(Rows from a dataset)
________________________
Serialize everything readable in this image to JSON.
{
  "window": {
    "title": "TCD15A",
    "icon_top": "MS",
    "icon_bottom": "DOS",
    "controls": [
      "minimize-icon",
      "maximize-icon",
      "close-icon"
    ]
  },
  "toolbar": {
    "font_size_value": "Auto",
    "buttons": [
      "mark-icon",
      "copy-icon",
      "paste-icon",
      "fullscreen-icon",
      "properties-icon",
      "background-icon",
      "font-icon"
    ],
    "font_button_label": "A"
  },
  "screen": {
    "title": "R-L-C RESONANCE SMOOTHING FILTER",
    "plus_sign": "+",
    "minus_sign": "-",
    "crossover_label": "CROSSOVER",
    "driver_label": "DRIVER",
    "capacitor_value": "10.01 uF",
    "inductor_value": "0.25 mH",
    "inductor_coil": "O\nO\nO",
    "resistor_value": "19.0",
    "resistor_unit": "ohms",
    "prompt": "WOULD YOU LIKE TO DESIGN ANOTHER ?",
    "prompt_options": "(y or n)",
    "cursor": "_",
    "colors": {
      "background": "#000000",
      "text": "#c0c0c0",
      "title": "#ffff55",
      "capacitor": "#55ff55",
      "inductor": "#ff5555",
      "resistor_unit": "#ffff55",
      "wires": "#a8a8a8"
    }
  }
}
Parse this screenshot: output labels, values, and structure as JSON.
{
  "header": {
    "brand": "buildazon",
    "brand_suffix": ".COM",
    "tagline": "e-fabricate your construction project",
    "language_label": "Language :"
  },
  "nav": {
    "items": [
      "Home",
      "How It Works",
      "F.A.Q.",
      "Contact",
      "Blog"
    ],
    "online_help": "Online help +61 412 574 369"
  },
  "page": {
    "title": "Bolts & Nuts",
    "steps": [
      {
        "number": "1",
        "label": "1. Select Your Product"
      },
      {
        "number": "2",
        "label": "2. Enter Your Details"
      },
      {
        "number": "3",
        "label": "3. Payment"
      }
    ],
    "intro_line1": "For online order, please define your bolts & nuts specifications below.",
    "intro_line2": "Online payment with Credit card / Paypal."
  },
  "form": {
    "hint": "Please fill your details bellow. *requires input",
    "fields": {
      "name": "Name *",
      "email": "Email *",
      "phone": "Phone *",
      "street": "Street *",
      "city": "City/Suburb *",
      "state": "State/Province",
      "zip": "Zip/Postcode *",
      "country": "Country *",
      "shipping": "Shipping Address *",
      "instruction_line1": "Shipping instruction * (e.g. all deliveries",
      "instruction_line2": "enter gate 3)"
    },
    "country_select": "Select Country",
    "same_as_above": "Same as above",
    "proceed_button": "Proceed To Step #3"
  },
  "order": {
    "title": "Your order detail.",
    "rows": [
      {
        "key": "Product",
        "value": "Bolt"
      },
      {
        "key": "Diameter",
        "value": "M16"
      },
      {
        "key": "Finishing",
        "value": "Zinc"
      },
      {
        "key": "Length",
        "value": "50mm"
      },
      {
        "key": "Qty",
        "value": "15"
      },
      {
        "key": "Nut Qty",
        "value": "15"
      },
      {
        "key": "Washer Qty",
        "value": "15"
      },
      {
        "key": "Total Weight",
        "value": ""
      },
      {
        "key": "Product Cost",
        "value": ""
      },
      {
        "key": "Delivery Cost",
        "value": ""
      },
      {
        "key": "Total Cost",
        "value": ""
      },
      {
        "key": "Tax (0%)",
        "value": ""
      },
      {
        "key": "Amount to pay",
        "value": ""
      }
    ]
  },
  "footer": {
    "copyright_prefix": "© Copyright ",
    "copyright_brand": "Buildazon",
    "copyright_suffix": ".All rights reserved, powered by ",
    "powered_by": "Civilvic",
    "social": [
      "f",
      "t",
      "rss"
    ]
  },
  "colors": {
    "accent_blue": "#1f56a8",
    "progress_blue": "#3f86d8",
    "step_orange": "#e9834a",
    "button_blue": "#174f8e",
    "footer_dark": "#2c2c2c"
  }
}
________________________
_EXERCISE TASK_:
Exactly as written, please output every entry.

_TASK OUTPUT_:
Serialize everything readable in this image to JSON.
{
  "window": {
    "title": "TCD15A",
    "icon_top": "MS",
    "icon_bottom": "DOS",
    "controls": [
      "minimize-icon",
      "maximize-icon",
      "close-icon"
    ]
  },
  "toolbar": {
    "font_size_value": "Auto",
    "buttons": [
      "mark-icon",
      "copy-icon",
      "paste-icon",
      "fullscreen-icon",
      "properties-icon",
      "background-icon",
      "font-icon"
    ],
    "font_button_label": "A"
  },
  "screen": {
    "title": "R-L-C RESONANCE SMOOTHING FILTER",
    "plus_sign": "+",
    "minus_sign": "-",
    "crossover_label": "CROSSOVER",
    "driver_label": "DRIVER",
    "capacitor_value": "10.01 uF",
    "inductor_value": "0.25 mH",
    "inductor_coil": "O\nO\nO",
    "resistor_value": "19.0",
    "resistor_unit": "ohms",
    "prompt": "WOULD YOU LIKE TO DESIGN ANOTHER ?",
    "prompt_options": "(y or n)",
    "cursor": "_",
    "colors": {
      "background": "#000000",
      "text": "#c0c0c0",
      "title": "#ffff55",
      "capacitor": "#55ff55",
      "inductor": "#ff5555",
      "resistor_unit": "#ffff55",
      "wires": "#a8a8a8"
    }
  }
}
Parse this screenshot: output labels, values, and structure as JSON.
{
  "header": {
    "brand": "buildazon",
    "brand_suffix": ".COM",
    "tagline": "e-fabricate your construction project",
    "language_label": "Language :"
  },
  "nav": {
    "items": [
      "Home",
      "How It Works",
      "F.A.Q.",
      "Contact",
      "Blog"
    ],
    "online_help": "Online help +61 412 574 369"
  },
  "page": {
    "title": "Bolts & Nuts",
    "steps": [
      {
        "number": "1",
        "label": "1. Select Your Product"
      },
      {
        "number": "2",
        "label": "2. Enter Your Details"
      },
      {
        "number": "3",
        "label": "3. Payment"
      }
    ],
    "intro_line1": "For online order, please define your bolts & nuts specifications below.",
    "intro_line2": "Online payment with Credit card / Paypal."
  },
  "form": {
    "hint": "Please fill your details bellow. *requires input",
    "fields": {
      "name": "Name *",
      "email": "Email *",
      "phone": "Phone *",
      "street": "Street *",
      "city": "City/Suburb *",
      "state": "State/Province",
      "zip": "Zip/Postcode *",
      "country": "Country *",
      "shipping": "Shipping Address *",
      "instruction_line1": "Shipping instruction * (e.g. all deliveries",
      "instruction_line2": "enter gate 3)"
    },
    "country_select": "Select Country",
    "same_as_above": "Same as above",
    "proceed_button": "Proceed To Step #3"
  },
  "order": {
    "title": "Your order detail.",
    "rows": [
      {
        "key": "Product",
        "value": "Bolt"
      },
      {
        "key": "Diameter",
        "value": "M16"
      },
      {
        "key": "Finishing",
        "value": "Zinc"
      },
      {
        "key": "Length",
        "value": "50mm"
      },
      {
        "key": "Qty",
        "value": "15"
      },
      {
        "key": "Nut Qty",
        "value": "15"
      },
      {
        "key": "Washer Qty",
        "value": "15"
      },
      {
        "key": "Total Weight",
        "value": ""
      },
      {
        "key": "Product Cost",
        "value": ""
      },
      {
        "key": "Delivery Cost",
        "value": ""
      },
      {
        "key": "Total Cost",
        "value": ""
      },
      {
        "key": "Tax (0%)",
        "value": ""
      },
      {
        "key": "Amount to pay",
        "value": ""
      }
    ]
  },
  "footer": {
    "copyright_prefix": "© Copyright ",
    "copyright_brand": "Buildazon",
    "copyright_suffix": ".All rights reserved, powered by ",
    "powered_by": "Civilvic",
    "social": [
      "f",
      "t",
      "rss"
    ]
  },
  "colors": {
    "accent_blue": "#1f56a8",
    "progress_blue": "#3f86d8",
    "step_orange": "#e9834a",
    "button_blue": "#174f8e",
    "footer_dark": "#2c2c2c"
  }
}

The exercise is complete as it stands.